> **Task description**
Word for word, repeat the entries, minus the pictures.

> **Task data**
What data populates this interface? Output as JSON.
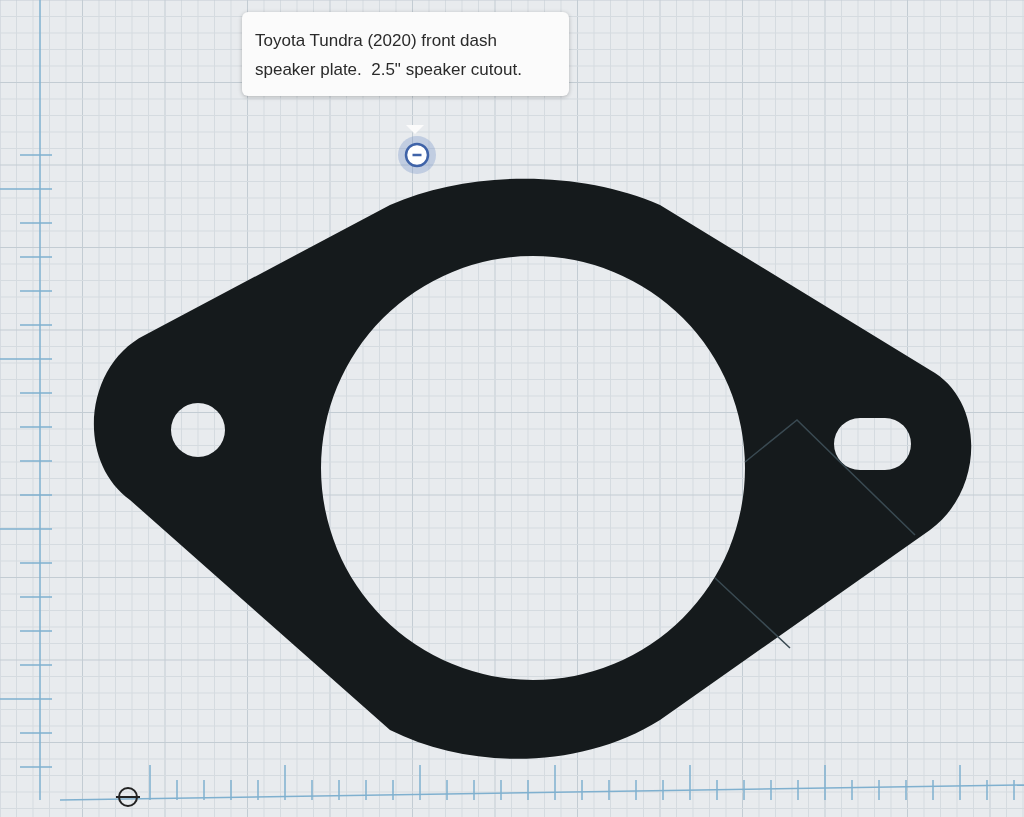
{
  "note": {
    "text": "Toyota Tundra (2020) front dash speaker plate.  2.5\" speaker cutout."
  }
}
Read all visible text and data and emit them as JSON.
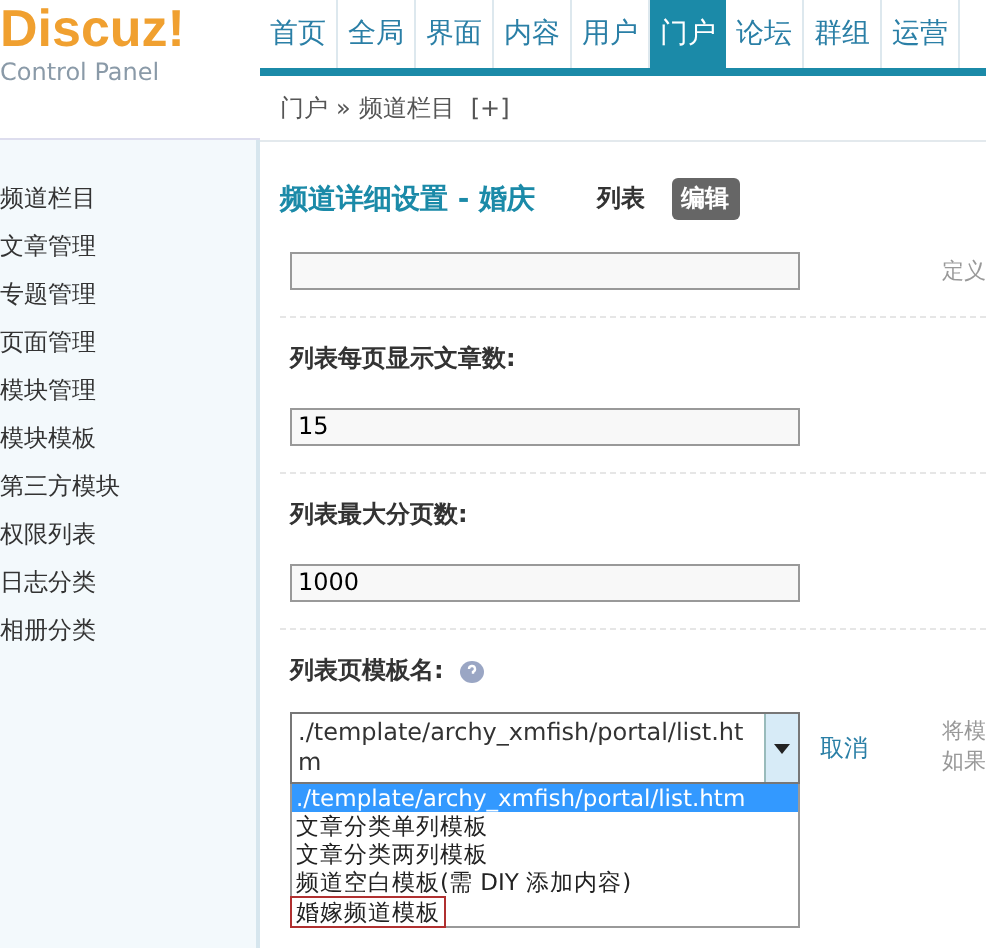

> **Full answer**
What data populates this interface? Output as JSON.
{
  "note": {
    "text": "Toyota Tundra (2020) front dash speaker plate.  2.5\" speaker cutout."
  }
}
Read all visible text and data and emit them as JSON.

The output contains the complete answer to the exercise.